Each entry that follows is to be retyped exactly. Pictures do not belong in the copy.

** start of Material supplied **

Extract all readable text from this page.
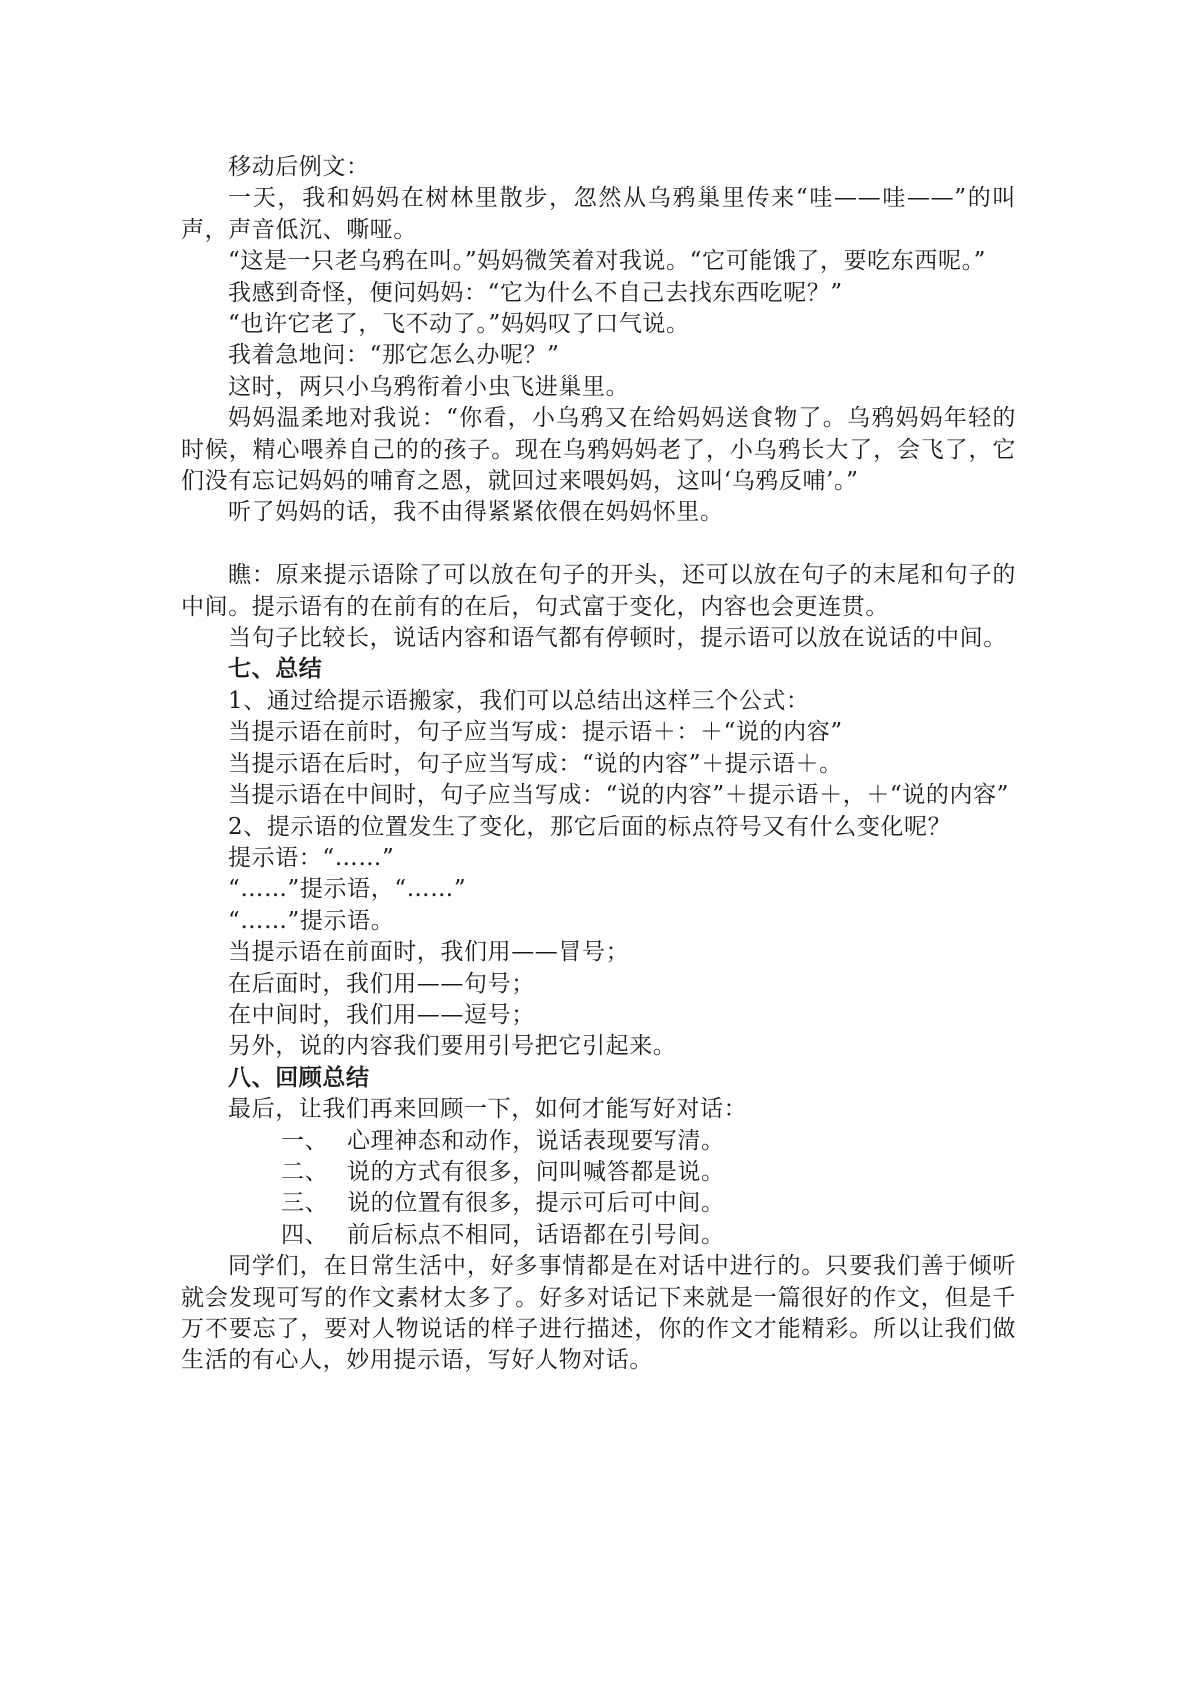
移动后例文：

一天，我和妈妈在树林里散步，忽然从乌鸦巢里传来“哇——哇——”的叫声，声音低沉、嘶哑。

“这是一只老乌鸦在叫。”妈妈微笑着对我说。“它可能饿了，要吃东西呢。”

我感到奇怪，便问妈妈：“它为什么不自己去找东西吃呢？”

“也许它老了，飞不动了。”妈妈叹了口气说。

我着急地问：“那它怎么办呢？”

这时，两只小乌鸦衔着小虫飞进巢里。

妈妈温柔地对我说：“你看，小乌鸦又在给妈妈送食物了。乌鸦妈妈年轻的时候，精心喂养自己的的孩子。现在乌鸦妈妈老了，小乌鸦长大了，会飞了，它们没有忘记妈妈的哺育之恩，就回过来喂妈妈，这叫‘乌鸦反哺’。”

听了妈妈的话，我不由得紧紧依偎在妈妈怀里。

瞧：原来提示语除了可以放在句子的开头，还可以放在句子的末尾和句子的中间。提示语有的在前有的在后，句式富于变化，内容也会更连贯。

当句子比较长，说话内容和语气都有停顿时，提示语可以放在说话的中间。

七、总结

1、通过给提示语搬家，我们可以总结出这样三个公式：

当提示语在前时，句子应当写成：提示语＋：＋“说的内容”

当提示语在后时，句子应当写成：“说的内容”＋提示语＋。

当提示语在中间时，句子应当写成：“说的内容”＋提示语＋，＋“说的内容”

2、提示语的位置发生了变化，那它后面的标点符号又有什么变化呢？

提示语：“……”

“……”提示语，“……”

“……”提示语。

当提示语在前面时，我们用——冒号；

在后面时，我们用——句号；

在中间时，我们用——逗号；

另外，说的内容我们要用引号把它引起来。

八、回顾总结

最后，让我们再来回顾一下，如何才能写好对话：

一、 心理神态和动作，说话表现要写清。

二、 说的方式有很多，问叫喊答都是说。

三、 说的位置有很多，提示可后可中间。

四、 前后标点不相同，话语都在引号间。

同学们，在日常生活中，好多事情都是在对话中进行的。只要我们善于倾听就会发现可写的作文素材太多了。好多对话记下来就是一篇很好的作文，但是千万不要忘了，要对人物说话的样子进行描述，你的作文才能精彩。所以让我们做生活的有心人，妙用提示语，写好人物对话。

** end of Material supplied **

**Finished answer**:
Extract all readable text from this page.
移动后例文：

一天，我和妈妈在树林里散步，忽然从乌鸦巢里传来“哇——哇——”的叫声，声音低沉、嘶哑。

“这是一只老乌鸦在叫。”妈妈微笑着对我说。“它可能饿了，要吃东西呢。”

我感到奇怪，便问妈妈：“它为什么不自己去找东西吃呢？”

“也许它老了，飞不动了。”妈妈叹了口气说。

我着急地问：“那它怎么办呢？”

这时，两只小乌鸦衔着小虫飞进巢里。

妈妈温柔地对我说：“你看，小乌鸦又在给妈妈送食物了。乌鸦妈妈年轻的时候，精心喂养自己的的孩子。现在乌鸦妈妈老了，小乌鸦长大了，会飞了，它们没有忘记妈妈的哺育之恩，就回过来喂妈妈，这叫‘乌鸦反哺’。”

听了妈妈的话，我不由得紧紧依偎在妈妈怀里。

瞧：原来提示语除了可以放在句子的开头，还可以放在句子的末尾和句子的中间。提示语有的在前有的在后，句式富于变化，内容也会更连贯。

当句子比较长，说话内容和语气都有停顿时，提示语可以放在说话的中间。

七、总结

1、通过给提示语搬家，我们可以总结出这样三个公式：

当提示语在前时，句子应当写成：提示语＋：＋“说的内容”

当提示语在后时，句子应当写成：“说的内容”＋提示语＋。

当提示语在中间时，句子应当写成：“说的内容”＋提示语＋，＋“说的内容”

2、提示语的位置发生了变化，那它后面的标点符号又有什么变化呢？

提示语：“……”

“……”提示语，“……”

“……”提示语。

当提示语在前面时，我们用——冒号；

在后面时，我们用——句号；

在中间时，我们用——逗号；

另外，说的内容我们要用引号把它引起来。

八、回顾总结

最后，让我们再来回顾一下，如何才能写好对话：

一、 心理神态和动作，说话表现要写清。

二、 说的方式有很多，问叫喊答都是说。

三、 说的位置有很多，提示可后可中间。

四、 前后标点不相同，话语都在引号间。

同学们，在日常生活中，好多事情都是在对话中进行的。只要我们善于倾听就会发现可写的作文素材太多了。好多对话记下来就是一篇很好的作文，但是千万不要忘了，要对人物说话的样子进行描述，你的作文才能精彩。所以让我们做生活的有心人，妙用提示语，写好人物对话。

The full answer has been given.